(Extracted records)
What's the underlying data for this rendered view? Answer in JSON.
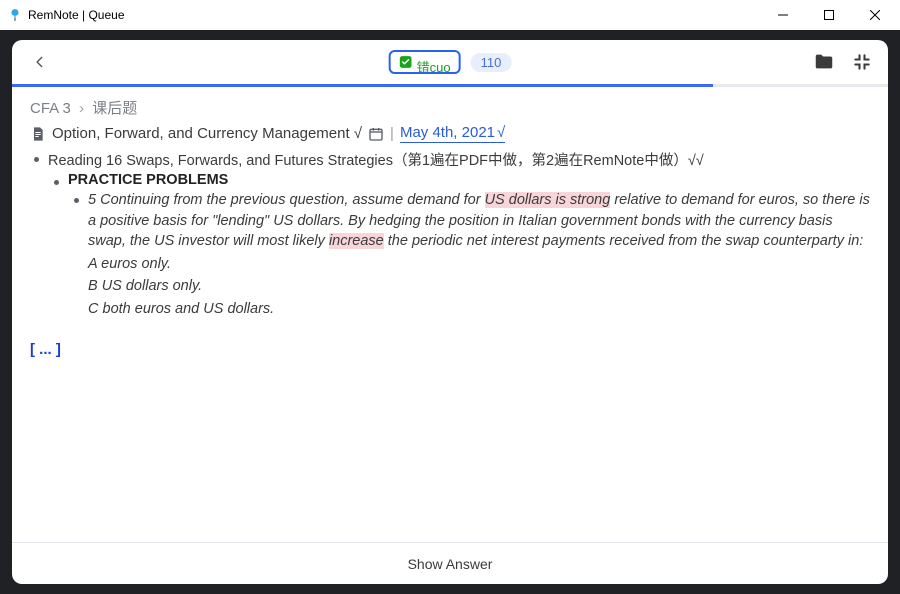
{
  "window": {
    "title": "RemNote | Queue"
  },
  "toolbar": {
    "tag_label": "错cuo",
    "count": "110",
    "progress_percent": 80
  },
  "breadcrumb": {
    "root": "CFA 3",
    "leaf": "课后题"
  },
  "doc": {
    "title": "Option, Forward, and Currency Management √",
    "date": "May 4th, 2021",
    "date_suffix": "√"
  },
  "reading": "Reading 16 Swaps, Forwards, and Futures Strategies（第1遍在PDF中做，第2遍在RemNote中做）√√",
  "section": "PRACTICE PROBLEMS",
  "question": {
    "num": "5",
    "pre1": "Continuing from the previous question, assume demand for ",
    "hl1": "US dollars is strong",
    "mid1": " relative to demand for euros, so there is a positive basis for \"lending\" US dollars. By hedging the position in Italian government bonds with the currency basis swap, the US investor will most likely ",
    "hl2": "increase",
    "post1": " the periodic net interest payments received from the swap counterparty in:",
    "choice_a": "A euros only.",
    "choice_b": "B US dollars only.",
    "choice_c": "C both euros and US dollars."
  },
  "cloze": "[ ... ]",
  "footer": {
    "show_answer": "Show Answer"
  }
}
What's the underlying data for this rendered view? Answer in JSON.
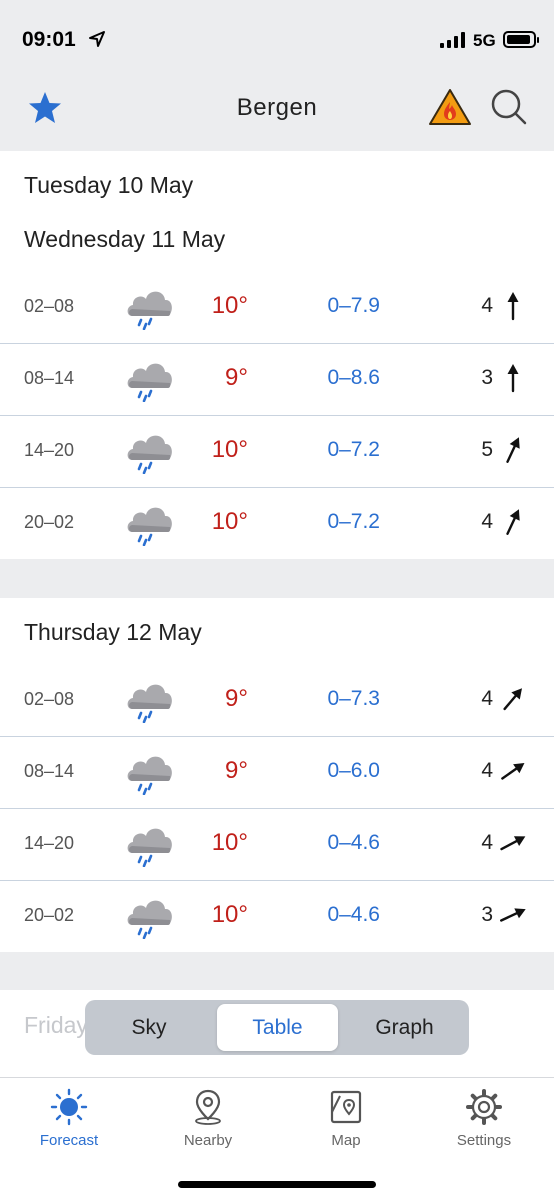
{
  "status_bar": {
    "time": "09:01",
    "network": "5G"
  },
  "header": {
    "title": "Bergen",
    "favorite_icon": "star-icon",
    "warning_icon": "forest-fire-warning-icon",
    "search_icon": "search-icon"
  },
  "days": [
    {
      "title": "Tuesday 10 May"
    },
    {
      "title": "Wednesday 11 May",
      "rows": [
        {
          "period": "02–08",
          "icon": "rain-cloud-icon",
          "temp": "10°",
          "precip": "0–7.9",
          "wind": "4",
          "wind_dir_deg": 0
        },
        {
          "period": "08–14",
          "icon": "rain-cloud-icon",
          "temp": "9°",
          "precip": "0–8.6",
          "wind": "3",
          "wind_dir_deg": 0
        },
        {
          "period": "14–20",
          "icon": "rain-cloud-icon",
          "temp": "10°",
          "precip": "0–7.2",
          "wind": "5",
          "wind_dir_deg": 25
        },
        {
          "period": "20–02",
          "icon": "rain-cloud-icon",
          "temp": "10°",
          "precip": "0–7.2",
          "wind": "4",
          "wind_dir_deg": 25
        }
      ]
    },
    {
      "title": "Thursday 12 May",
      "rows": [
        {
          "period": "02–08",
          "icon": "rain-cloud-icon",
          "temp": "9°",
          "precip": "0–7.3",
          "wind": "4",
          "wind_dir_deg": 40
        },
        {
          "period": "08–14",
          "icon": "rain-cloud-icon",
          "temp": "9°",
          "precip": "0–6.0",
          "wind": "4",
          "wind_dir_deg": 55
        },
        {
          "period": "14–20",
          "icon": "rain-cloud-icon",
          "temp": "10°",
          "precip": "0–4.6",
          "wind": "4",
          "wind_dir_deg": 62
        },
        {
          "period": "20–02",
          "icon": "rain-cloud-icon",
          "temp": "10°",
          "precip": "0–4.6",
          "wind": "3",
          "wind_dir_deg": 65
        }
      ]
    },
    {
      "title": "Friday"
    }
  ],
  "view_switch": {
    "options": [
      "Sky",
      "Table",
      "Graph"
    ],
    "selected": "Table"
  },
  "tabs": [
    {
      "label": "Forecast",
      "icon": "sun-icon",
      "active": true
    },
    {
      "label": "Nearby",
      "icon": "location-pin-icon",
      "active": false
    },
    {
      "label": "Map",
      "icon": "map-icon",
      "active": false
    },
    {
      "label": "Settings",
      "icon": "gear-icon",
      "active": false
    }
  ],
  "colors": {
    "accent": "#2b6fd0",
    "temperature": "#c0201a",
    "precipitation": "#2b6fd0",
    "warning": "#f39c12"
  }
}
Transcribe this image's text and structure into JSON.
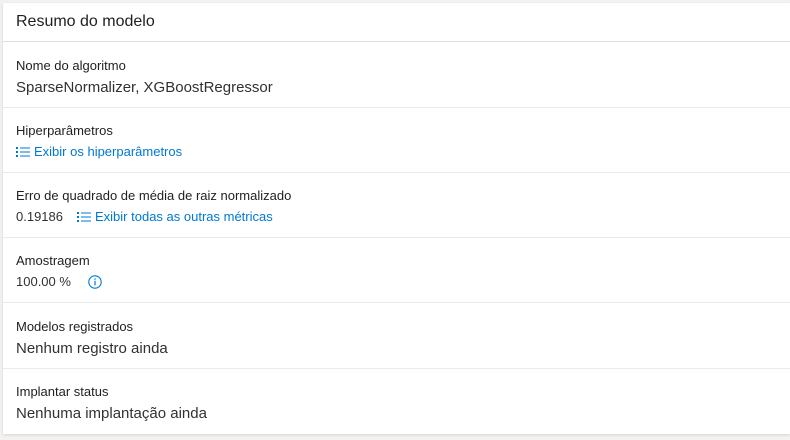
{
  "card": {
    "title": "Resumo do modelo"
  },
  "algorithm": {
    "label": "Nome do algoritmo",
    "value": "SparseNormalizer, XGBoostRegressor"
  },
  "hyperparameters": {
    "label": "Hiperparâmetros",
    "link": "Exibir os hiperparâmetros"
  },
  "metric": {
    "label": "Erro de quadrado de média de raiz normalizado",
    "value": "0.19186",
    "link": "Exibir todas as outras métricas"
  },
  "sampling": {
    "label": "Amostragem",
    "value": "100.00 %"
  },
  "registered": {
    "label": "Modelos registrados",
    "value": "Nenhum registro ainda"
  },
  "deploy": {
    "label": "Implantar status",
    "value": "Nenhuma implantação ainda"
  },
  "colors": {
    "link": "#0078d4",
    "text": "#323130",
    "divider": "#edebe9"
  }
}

**THE PROBLEM:** Repeat the material above in full and unchanged, minus its images.

**EXERCISE RESULT:**
What's the underlying data for this rendered view? Answer in JSON.
{
  "window": {
    "title": "RemNote | Queue"
  },
  "toolbar": {
    "tag_label": "错cuo",
    "count": "110",
    "progress_percent": 80
  },
  "breadcrumb": {
    "root": "CFA 3",
    "leaf": "课后题"
  },
  "doc": {
    "title": "Option, Forward, and Currency Management √",
    "date": "May 4th, 2021",
    "date_suffix": "√"
  },
  "reading": "Reading 16 Swaps, Forwards, and Futures Strategies（第1遍在PDF中做，第2遍在RemNote中做）√√",
  "section": "PRACTICE PROBLEMS",
  "question": {
    "num": "5",
    "pre1": "Continuing from the previous question, assume demand for ",
    "hl1": "US dollars is strong",
    "mid1": " relative to demand for euros, so there is a positive basis for \"lending\" US dollars. By hedging the position in Italian government bonds with the currency basis swap, the US investor will most likely ",
    "hl2": "increase",
    "post1": " the periodic net interest payments received from the swap counterparty in:",
    "choice_a": "A euros only.",
    "choice_b": "B US dollars only.",
    "choice_c": "C both euros and US dollars."
  },
  "cloze": "[ ... ]",
  "footer": {
    "show_answer": "Show Answer"
  }
}
What's the underlying data for this rendered view? Answer in JSON.
{
  "status_bar": {
    "time": "09:01",
    "network": "5G"
  },
  "header": {
    "title": "Bergen",
    "favorite_icon": "star-icon",
    "warning_icon": "forest-fire-warning-icon",
    "search_icon": "search-icon"
  },
  "days": [
    {
      "title": "Tuesday 10 May"
    },
    {
      "title": "Wednesday 11 May",
      "rows": [
        {
          "period": "02–08",
          "icon": "rain-cloud-icon",
          "temp": "10°",
          "precip": "0–7.9",
          "wind": "4",
          "wind_dir_deg": 0
        },
        {
          "period": "08–14",
          "icon": "rain-cloud-icon",
          "temp": "9°",
          "precip": "0–8.6",
          "wind": "3",
          "wind_dir_deg": 0
        },
        {
          "period": "14–20",
          "icon": "rain-cloud-icon",
          "temp": "10°",
          "precip": "0–7.2",
          "wind": "5",
          "wind_dir_deg": 25
        },
        {
          "period": "20–02",
          "icon": "rain-cloud-icon",
          "temp": "10°",
          "precip": "0–7.2",
          "wind": "4",
          "wind_dir_deg": 25
        }
      ]
    },
    {
      "title": "Thursday 12 May",
      "rows": [
        {
          "period": "02–08",
          "icon": "rain-cloud-icon",
          "temp": "9°",
          "precip": "0–7.3",
          "wind": "4",
          "wind_dir_deg": 40
        },
        {
          "period": "08–14",
          "icon": "rain-cloud-icon",
          "temp": "9°",
          "precip": "0–6.0",
          "wind": "4",
          "wind_dir_deg": 55
        },
        {
          "period": "14–20",
          "icon": "rain-cloud-icon",
          "temp": "10°",
          "precip": "0–4.6",
          "wind": "4",
          "wind_dir_deg": 62
        },
        {
          "period": "20–02",
          "icon": "rain-cloud-icon",
          "temp": "10°",
          "precip": "0–4.6",
          "wind": "3",
          "wind_dir_deg": 65
        }
      ]
    },
    {
      "title": "Friday"
    }
  ],
  "view_switch": {
    "options": [
      "Sky",
      "Table",
      "Graph"
    ],
    "selected": "Table"
  },
  "tabs": [
    {
      "label": "Forecast",
      "icon": "sun-icon",
      "active": true
    },
    {
      "label": "Nearby",
      "icon": "location-pin-icon",
      "active": false
    },
    {
      "label": "Map",
      "icon": "map-icon",
      "active": false
    },
    {
      "label": "Settings",
      "icon": "gear-icon",
      "active": false
    }
  ],
  "colors": {
    "accent": "#2b6fd0",
    "temperature": "#c0201a",
    "precipitation": "#2b6fd0",
    "warning": "#f39c12"
  }
}
Transcribe this image's text and structure into JSON.
{
  "card": {
    "title": "Resumo do modelo"
  },
  "algorithm": {
    "label": "Nome do algoritmo",
    "value": "SparseNormalizer, XGBoostRegressor"
  },
  "hyperparameters": {
    "label": "Hiperparâmetros",
    "link": "Exibir os hiperparâmetros"
  },
  "metric": {
    "label": "Erro de quadrado de média de raiz normalizado",
    "value": "0.19186",
    "link": "Exibir todas as outras métricas"
  },
  "sampling": {
    "label": "Amostragem",
    "value": "100.00 %"
  },
  "registered": {
    "label": "Modelos registrados",
    "value": "Nenhum registro ainda"
  },
  "deploy": {
    "label": "Implantar status",
    "value": "Nenhuma implantação ainda"
  },
  "colors": {
    "link": "#0078d4",
    "text": "#323130",
    "divider": "#edebe9"
  }
}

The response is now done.